=== Teks bacaan ===

===

Walaupun perusahaan dapat melakukan PHK terhadap kesalahan berat yang
dilakukan oleh pekerja/buruh, tetapi penjelasan Pasal 155 jo Pasal 151 Undang-
Undang Nomor 13 Tahun 2003 tentang Ketenagakerjaan tetap melarang PHK tanpa
penetapan dari lembaga penyelesaian perselisihan hubungan industrial. PHK tanpa
penetapan batal demi hukum. Namun, ayat (3) dari Pasal 155
memungkinkan pengecualian bahwa sebelum ada penetapan pelaku usaha boleh
menjatuhkan skorsing dengan tetap membayar upah beserta hak-hak lainnya yang
biasa diterima pekerja/buruh tersebut.
6. Tentang Perlindungan Terhadap Hak Perempuan
Kesenjangan dalam bentuk diskriminasi yang disebutkan didalam penjelasan memang
cukup terlihat jelas. Bentuk-bentuk diskriminasi yang dialami perempuan diantaranya
adalah kesenjangan upah, akses perempuan menempuh jabatan tertentu dengan gaji
yang lebih tinggi masih sulit, dan hak-hak spesifik perempuan yang diatur dalam
peraturan Perundang-undangan, seperti cuti haid dan cuti melahirkan. Meskipun hal
tersebut telah jelas dilarang namun dalam praktiknya hal tersebut banyak sekali
terjadi.

===

=== Kerjakan berikut ini ===
(a) Salin bagian teks bacaan mulai dari "Walaupun perusahaan dapat" dan berakhir pada "diterima pekerja/buruh tersebut." tanpa mengubah apa pun.
(b) Menurut teks bacaan, apa akibat hukum PHK yang dilakukan tanpa penetapan?
Baris-baris di bawah ini diambil dari sumber yang berbeda.

===

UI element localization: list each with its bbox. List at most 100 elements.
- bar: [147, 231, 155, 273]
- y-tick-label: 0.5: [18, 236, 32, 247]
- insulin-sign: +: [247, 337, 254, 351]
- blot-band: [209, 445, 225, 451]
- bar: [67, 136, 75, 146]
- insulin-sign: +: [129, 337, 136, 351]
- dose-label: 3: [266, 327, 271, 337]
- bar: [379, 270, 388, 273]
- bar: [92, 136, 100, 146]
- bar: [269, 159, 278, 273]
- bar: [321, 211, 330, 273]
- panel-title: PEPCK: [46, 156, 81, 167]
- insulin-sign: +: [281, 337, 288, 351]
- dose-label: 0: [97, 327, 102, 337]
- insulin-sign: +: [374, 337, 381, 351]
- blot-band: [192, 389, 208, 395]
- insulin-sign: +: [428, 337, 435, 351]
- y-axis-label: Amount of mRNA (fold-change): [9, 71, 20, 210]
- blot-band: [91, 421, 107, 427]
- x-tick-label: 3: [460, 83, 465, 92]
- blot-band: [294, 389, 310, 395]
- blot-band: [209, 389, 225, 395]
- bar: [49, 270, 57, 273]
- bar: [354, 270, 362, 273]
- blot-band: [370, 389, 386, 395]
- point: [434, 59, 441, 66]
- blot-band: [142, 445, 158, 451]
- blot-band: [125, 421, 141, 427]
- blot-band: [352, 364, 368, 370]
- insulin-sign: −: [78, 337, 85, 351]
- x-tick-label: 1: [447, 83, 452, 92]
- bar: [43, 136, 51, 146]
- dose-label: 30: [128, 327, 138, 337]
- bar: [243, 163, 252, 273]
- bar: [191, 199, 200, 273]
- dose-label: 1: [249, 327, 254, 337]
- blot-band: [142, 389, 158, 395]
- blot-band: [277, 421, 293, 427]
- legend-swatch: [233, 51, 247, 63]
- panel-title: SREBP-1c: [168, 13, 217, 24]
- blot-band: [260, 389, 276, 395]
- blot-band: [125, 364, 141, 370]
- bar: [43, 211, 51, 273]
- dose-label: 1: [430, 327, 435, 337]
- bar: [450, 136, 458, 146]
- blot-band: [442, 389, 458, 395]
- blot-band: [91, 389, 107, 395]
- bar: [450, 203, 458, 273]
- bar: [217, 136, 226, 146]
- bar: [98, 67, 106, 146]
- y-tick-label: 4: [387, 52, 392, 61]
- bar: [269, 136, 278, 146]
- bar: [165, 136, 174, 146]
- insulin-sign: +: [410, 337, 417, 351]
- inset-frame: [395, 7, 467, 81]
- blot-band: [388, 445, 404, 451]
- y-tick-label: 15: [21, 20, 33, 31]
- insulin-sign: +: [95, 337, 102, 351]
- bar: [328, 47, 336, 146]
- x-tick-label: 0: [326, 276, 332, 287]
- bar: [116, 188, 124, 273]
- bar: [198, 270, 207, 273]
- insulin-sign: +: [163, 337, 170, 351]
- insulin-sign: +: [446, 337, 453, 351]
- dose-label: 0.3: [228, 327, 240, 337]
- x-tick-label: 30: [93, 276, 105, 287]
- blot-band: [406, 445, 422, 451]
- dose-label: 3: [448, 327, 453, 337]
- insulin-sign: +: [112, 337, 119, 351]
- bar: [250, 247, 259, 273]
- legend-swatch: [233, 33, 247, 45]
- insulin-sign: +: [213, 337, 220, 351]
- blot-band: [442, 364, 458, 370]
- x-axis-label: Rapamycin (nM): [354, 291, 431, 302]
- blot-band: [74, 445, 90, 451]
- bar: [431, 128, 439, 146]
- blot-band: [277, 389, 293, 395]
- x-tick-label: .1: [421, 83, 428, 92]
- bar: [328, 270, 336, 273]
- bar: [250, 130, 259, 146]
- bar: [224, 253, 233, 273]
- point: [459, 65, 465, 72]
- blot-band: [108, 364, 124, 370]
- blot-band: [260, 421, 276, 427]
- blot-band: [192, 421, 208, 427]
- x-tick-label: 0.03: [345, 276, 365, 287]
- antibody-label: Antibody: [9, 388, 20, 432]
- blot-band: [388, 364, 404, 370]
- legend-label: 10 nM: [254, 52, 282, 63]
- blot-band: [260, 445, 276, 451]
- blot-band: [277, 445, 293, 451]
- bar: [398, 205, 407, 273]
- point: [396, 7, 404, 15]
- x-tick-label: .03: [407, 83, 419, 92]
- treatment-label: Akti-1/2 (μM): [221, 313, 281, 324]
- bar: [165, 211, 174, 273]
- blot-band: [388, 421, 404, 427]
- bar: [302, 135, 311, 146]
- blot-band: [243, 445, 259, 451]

===

=== Hasil latihan ===
(a)
Walaupun perusahaan dapat melakukan PHK terhadap kesalahan berat yang
dilakukan oleh pekerja/buruh, tetapi penjelasan Pasal 155 jo Pasal 151 Undang-
Undang Nomor 13 Tahun 2003 tentang Ketenagakerjaan tetap melarang PHK tanpa
penetapan dari lembaga penyelesaian perselisihan hubungan industrial. PHK tanpa
penetapan batal demi hukum. Namun, ayat (3) dari Pasal 155
memungkinkan pengecualian bahwa sebelum ada penetapan pelaku usaha boleh
menjatuhkan skorsing dengan tetap membayar upah beserta hak-hak lainnya yang
biasa diterima pekerja/buruh tersebut.

(b) PHK tanpa penetapan batal demi hukum.